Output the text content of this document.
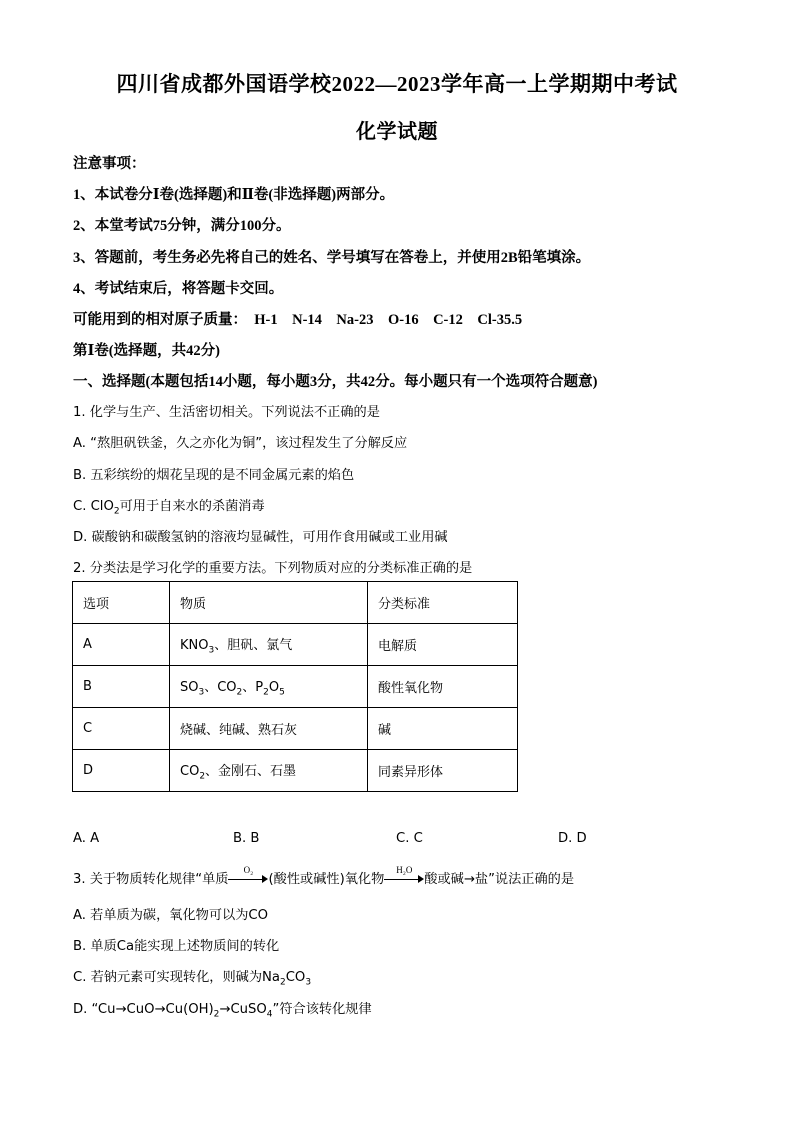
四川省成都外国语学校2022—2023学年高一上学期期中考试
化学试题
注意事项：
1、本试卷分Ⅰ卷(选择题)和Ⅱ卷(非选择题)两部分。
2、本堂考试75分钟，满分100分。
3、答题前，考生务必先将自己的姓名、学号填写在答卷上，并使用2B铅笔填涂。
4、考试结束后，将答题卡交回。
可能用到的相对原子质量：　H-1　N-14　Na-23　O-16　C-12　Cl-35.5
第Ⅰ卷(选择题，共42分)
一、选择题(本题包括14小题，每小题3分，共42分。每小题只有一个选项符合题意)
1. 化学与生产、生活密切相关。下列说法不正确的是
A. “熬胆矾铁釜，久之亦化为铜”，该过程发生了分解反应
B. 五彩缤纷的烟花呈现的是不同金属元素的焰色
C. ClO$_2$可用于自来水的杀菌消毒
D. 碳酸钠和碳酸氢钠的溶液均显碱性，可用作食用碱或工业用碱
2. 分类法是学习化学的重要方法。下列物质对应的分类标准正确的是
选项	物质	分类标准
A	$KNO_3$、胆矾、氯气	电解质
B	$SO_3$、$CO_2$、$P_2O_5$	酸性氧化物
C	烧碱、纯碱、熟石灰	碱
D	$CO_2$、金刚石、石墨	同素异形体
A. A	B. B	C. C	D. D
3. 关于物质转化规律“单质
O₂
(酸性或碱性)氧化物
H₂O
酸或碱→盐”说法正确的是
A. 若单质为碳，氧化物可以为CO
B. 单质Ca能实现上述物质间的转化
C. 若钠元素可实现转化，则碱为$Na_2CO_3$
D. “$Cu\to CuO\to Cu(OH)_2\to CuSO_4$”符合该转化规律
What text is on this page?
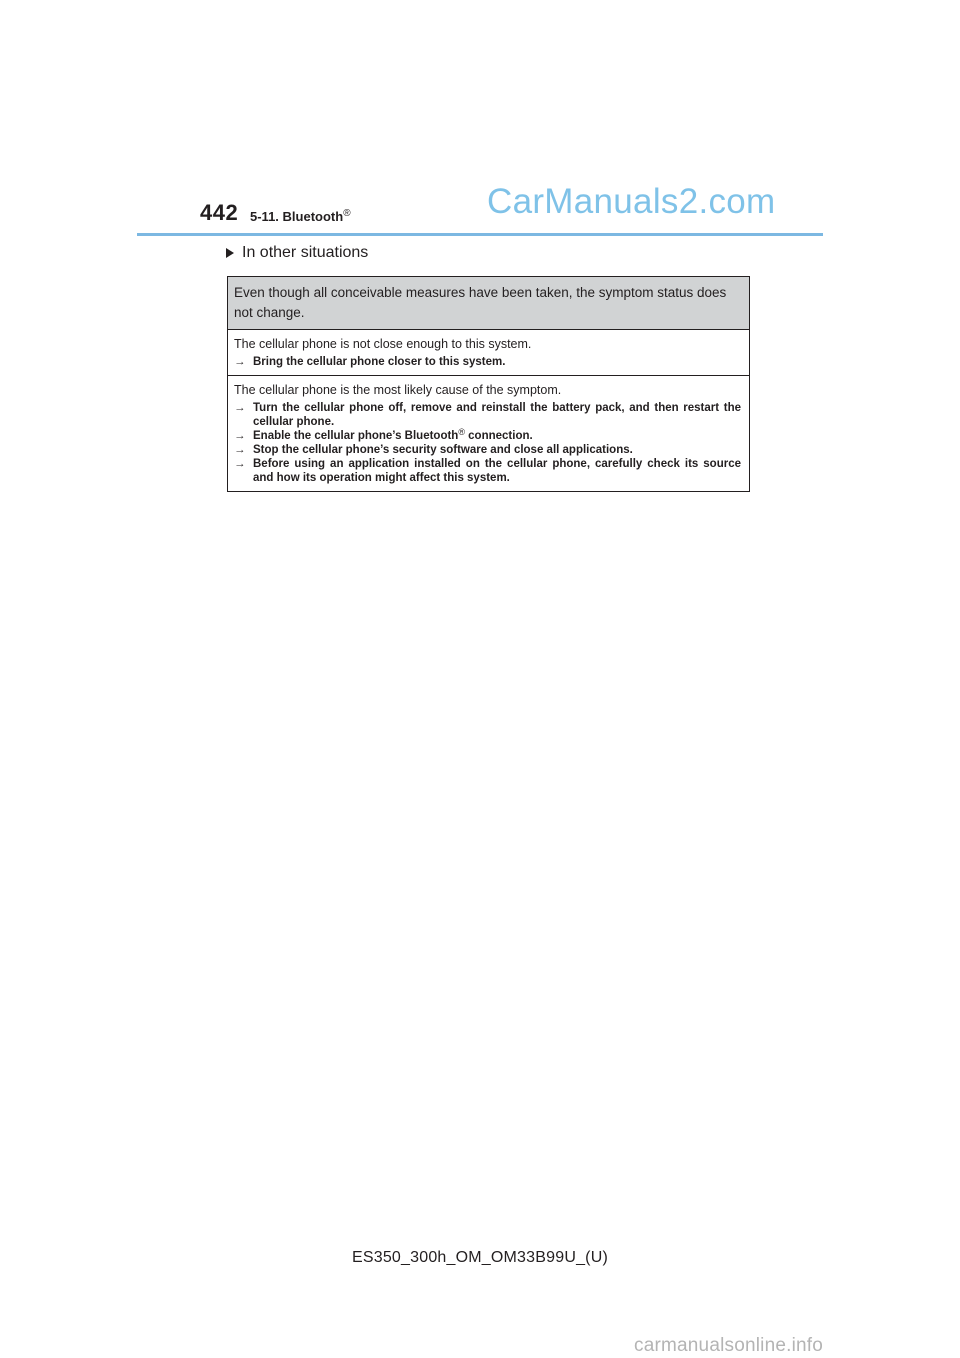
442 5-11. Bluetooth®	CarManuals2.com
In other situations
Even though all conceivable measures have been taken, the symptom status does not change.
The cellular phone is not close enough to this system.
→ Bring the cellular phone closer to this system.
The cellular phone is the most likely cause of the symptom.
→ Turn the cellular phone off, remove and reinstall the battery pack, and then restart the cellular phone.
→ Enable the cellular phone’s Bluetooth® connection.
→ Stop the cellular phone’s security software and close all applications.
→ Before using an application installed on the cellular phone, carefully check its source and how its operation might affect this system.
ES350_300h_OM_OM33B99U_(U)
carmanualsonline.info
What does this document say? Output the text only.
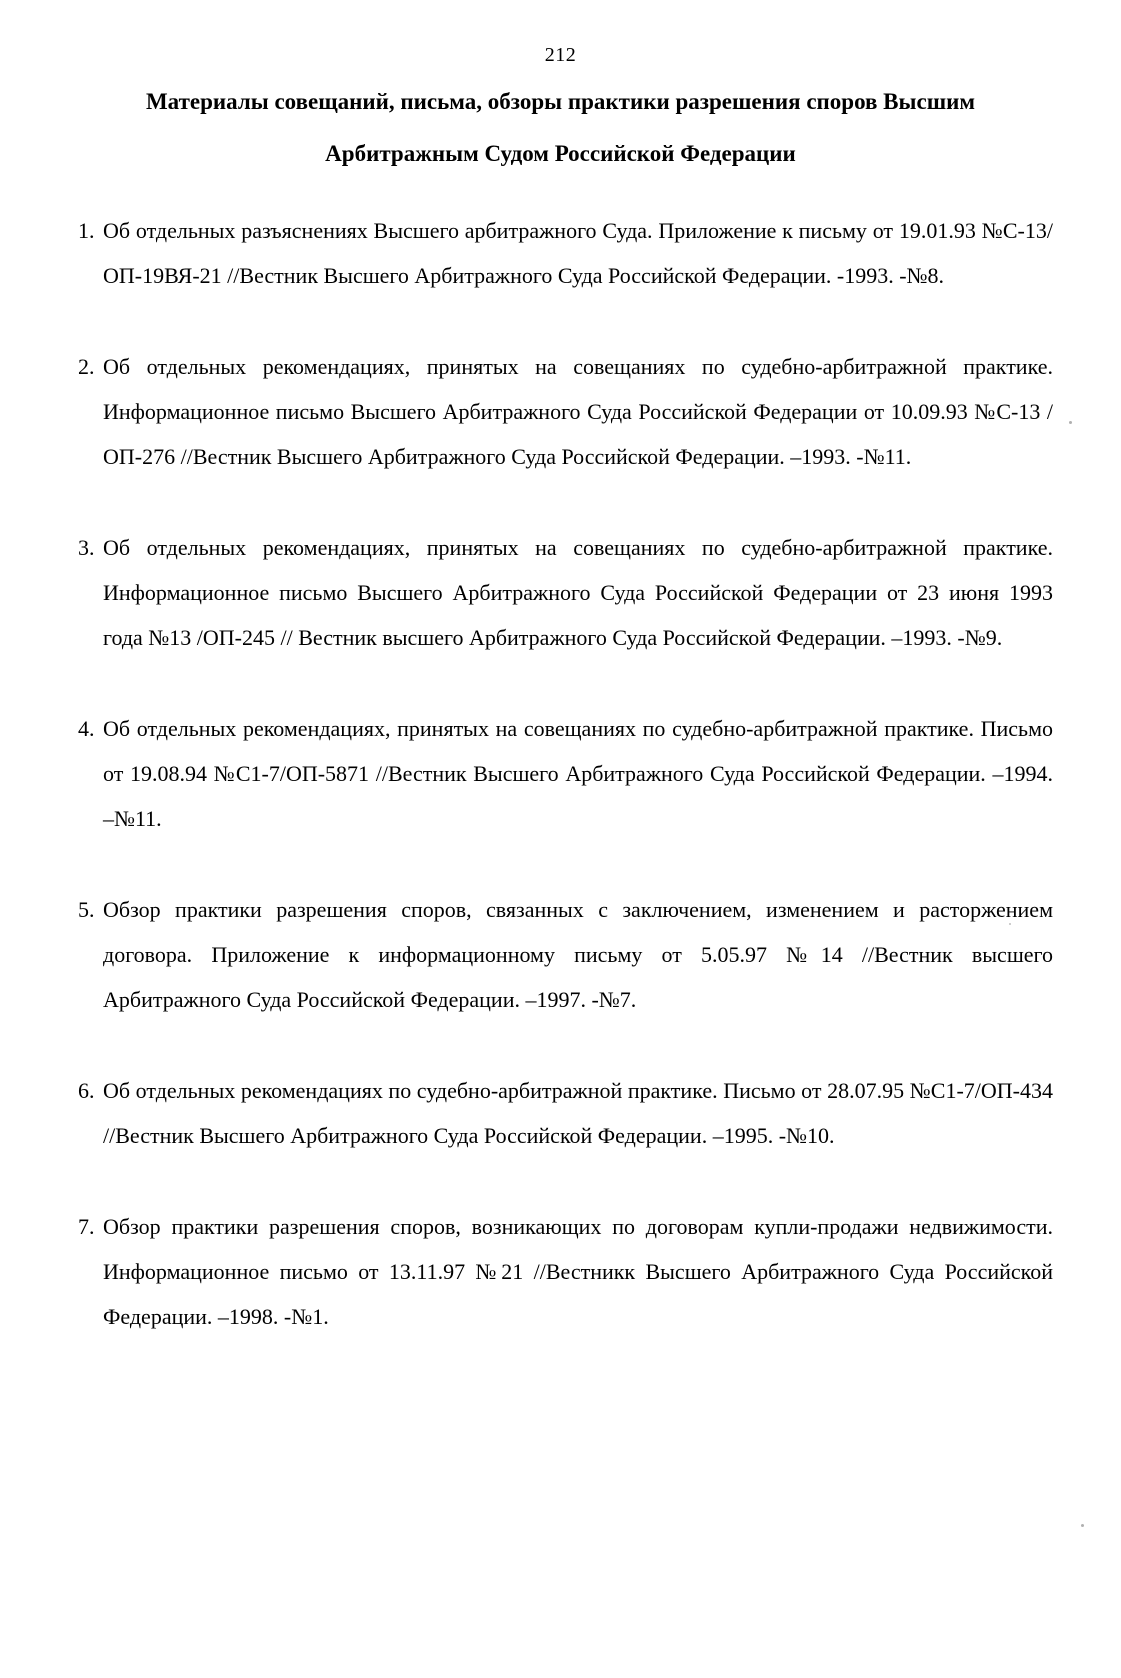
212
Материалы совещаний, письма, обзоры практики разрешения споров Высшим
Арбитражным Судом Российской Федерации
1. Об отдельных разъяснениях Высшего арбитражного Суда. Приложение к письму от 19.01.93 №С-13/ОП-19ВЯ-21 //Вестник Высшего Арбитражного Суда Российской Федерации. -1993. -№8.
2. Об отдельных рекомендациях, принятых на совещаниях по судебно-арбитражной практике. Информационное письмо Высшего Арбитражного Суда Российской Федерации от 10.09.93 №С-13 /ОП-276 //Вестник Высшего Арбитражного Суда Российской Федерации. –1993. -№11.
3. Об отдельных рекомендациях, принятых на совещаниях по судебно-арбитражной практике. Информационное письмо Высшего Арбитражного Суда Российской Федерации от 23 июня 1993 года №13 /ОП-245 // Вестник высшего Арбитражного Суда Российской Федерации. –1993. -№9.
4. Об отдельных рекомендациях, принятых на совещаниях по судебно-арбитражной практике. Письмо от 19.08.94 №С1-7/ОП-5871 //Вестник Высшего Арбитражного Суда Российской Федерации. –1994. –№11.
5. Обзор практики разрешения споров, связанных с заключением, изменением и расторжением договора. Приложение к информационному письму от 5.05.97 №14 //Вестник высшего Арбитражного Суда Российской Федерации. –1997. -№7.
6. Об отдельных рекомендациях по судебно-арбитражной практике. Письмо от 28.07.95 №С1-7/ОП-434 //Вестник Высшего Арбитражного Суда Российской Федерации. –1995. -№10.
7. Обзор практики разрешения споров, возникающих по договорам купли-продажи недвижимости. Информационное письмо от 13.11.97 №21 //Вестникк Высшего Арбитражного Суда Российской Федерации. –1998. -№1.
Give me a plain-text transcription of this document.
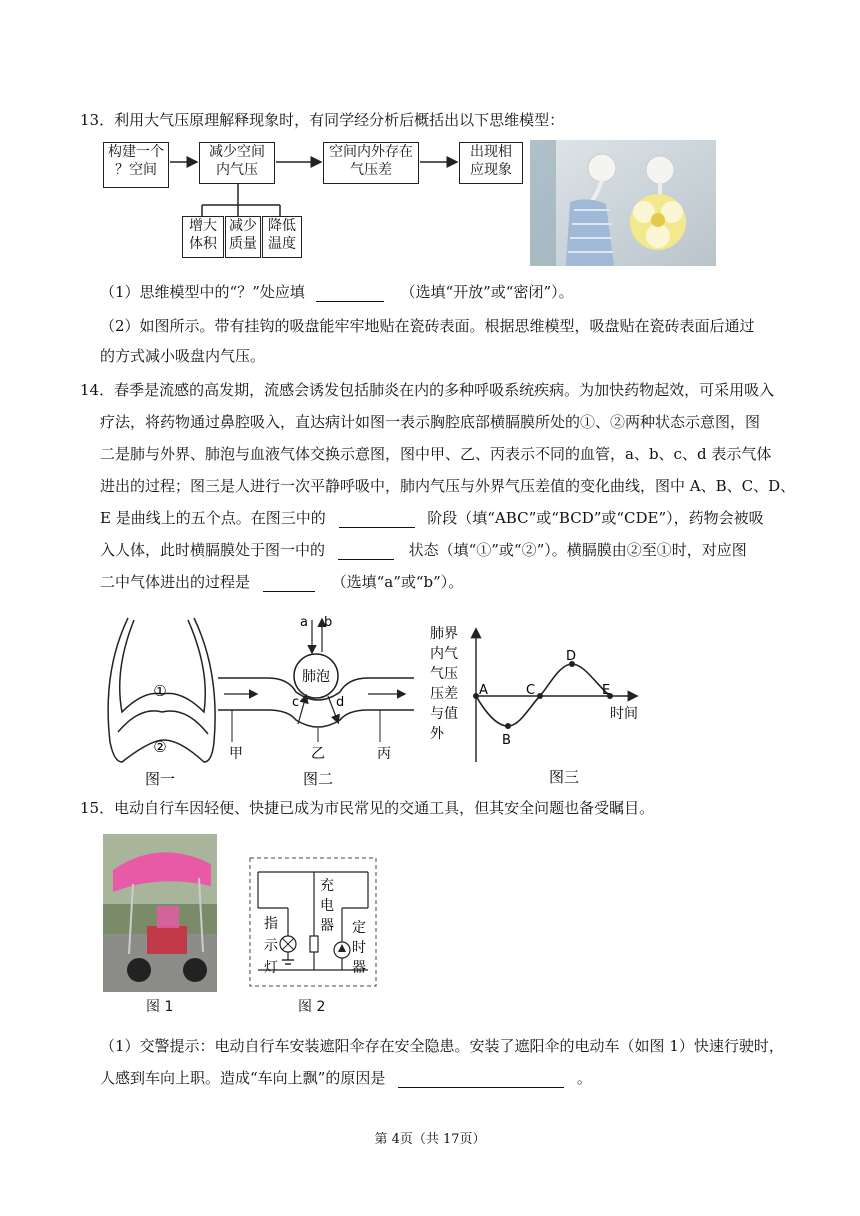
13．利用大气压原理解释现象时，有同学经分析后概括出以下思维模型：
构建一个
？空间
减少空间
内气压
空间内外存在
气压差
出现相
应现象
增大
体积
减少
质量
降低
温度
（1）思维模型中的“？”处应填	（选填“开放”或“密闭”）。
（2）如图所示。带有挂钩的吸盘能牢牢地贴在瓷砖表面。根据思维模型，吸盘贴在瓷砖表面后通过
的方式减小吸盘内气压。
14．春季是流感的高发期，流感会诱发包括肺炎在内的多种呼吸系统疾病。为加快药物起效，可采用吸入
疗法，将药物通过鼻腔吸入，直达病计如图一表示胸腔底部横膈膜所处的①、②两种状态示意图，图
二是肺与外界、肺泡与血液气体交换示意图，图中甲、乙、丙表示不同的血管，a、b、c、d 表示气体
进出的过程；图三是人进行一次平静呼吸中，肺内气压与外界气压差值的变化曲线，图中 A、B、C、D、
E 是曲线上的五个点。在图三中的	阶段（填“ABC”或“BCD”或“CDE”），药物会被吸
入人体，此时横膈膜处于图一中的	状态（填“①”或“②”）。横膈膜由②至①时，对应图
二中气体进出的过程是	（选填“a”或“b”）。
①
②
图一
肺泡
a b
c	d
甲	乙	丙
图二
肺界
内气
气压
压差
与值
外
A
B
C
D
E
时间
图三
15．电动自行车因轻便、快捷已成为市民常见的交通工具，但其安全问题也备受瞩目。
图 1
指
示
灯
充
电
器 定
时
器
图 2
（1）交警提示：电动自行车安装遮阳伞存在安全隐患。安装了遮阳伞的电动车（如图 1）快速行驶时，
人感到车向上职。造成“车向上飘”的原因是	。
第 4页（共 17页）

:::

_TASK REQUIREMENTS_. Here the job is to quote the lines from the one with "Give me a plain-text" through the end of the material, both included, exactly; please skip the pictures.

_ANSWER_.
Give me a plain-text transcription of this document.
13．利用大气压原理解释现象时，有同学经分析后概括出以下思维模型：
构建一个
？空间
减少空间
内气压
空间内外存在
气压差
出现相
应现象
增大
体积
减少
质量
降低
温度
（1）思维模型中的“？”处应填	（选填“开放”或“密闭”）。
（2）如图所示。带有挂钩的吸盘能牢牢地贴在瓷砖表面。根据思维模型，吸盘贴在瓷砖表面后通过
的方式减小吸盘内气压。
14．春季是流感的高发期，流感会诱发包括肺炎在内的多种呼吸系统疾病。为加快药物起效，可采用吸入
疗法，将药物通过鼻腔吸入，直达病计如图一表示胸腔底部横膈膜所处的①、②两种状态示意图，图
二是肺与外界、肺泡与血液气体交换示意图，图中甲、乙、丙表示不同的血管，a、b、c、d 表示气体
进出的过程；图三是人进行一次平静呼吸中，肺内气压与外界气压差值的变化曲线，图中 A、B、C、D、
E 是曲线上的五个点。在图三中的	阶段（填“ABC”或“BCD”或“CDE”），药物会被吸
入人体，此时横膈膜处于图一中的	状态（填“①”或“②”）。横膈膜由②至①时，对应图
二中气体进出的过程是	（选填“a”或“b”）。
①
②
图一
肺泡
a b
c	d
甲	乙	丙
图二
肺界
内气
气压
压差
与值
外
A
B
C
D
E
时间
图三
15．电动自行车因轻便、快捷已成为市民常见的交通工具，但其安全问题也备受瞩目。
图 1
指
示
灯
充
电
器 定
时
器
图 2
（1）交警提示：电动自行车安装遮阳伞存在安全隐患。安装了遮阳伞的电动车（如图 1）快速行驶时，
人感到车向上职。造成“车向上飘”的原因是	。
第 4页（共 17页）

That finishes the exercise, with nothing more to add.